[begin STORED RECORDS]

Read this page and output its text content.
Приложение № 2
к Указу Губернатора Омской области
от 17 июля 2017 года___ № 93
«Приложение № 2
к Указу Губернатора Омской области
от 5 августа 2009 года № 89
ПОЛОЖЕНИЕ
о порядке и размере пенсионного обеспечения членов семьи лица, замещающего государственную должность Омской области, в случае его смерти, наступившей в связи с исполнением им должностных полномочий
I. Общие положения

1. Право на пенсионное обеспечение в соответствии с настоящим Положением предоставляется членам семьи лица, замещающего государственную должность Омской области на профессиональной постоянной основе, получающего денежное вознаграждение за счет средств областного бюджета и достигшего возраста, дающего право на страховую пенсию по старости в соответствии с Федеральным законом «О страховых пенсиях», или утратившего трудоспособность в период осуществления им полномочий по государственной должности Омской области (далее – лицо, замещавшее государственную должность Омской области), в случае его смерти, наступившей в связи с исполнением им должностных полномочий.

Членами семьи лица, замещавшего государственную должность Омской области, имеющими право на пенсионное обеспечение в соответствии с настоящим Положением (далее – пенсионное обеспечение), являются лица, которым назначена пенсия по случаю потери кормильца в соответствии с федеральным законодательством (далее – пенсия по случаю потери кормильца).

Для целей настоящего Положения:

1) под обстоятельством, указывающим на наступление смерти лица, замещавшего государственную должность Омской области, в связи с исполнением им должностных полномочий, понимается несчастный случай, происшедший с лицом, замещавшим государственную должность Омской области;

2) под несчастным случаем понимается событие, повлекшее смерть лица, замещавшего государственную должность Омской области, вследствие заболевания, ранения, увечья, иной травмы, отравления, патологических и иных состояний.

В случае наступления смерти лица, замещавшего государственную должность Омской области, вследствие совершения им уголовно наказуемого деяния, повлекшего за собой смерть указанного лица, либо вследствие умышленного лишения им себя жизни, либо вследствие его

[end STORED RECORDS]

**REQUIRED TASK**
Return all of the data precisely as it appears.

**THE OUTPUT**
Read this page and output its text content.
Приложение № 2
к Указу Губернатора Омской области
от 17 июля 2017 года___ № 93
«Приложение № 2
к Указу Губернатора Омской области
от 5 августа 2009 года № 89
ПОЛОЖЕНИЕ
о порядке и размере пенсионного обеспечения членов семьи лица, замещающего государственную должность Омской области, в случае его смерти, наступившей в связи с исполнением им должностных полномочий
I. Общие положения

1. Право на пенсионное обеспечение в соответствии с настоящим Положением предоставляется членам семьи лица, замещающего государственную должность Омской области на профессиональной постоянной основе, получающего денежное вознаграждение за счет средств областного бюджета и достигшего возраста, дающего право на страховую пенсию по старости в соответствии с Федеральным законом «О страховых пенсиях», или утратившего трудоспособность в период осуществления им полномочий по государственной должности Омской области (далее – лицо, замещавшее государственную должность Омской области), в случае его смерти, наступившей в связи с исполнением им должностных полномочий.

Членами семьи лица, замещавшего государственную должность Омской области, имеющими право на пенсионное обеспечение в соответствии с настоящим Положением (далее – пенсионное обеспечение), являются лица, которым назначена пенсия по случаю потери кормильца в соответствии с федеральным законодательством (далее – пенсия по случаю потери кормильца).

Для целей настоящего Положения:

1) под обстоятельством, указывающим на наступление смерти лица, замещавшего государственную должность Омской области, в связи с исполнением им должностных полномочий, понимается несчастный случай, происшедший с лицом, замещавшим государственную должность Омской области;

2) под несчастным случаем понимается событие, повлекшее смерть лица, замещавшего государственную должность Омской области, вследствие заболевания, ранения, увечья, иной травмы, отравления, патологических и иных состояний.

В случае наступления смерти лица, замещавшего государственную должность Омской области, вследствие совершения им уголовно наказуемого деяния, повлекшего за собой смерть указанного лица, либо вследствие умышленного лишения им себя жизни, либо вследствие его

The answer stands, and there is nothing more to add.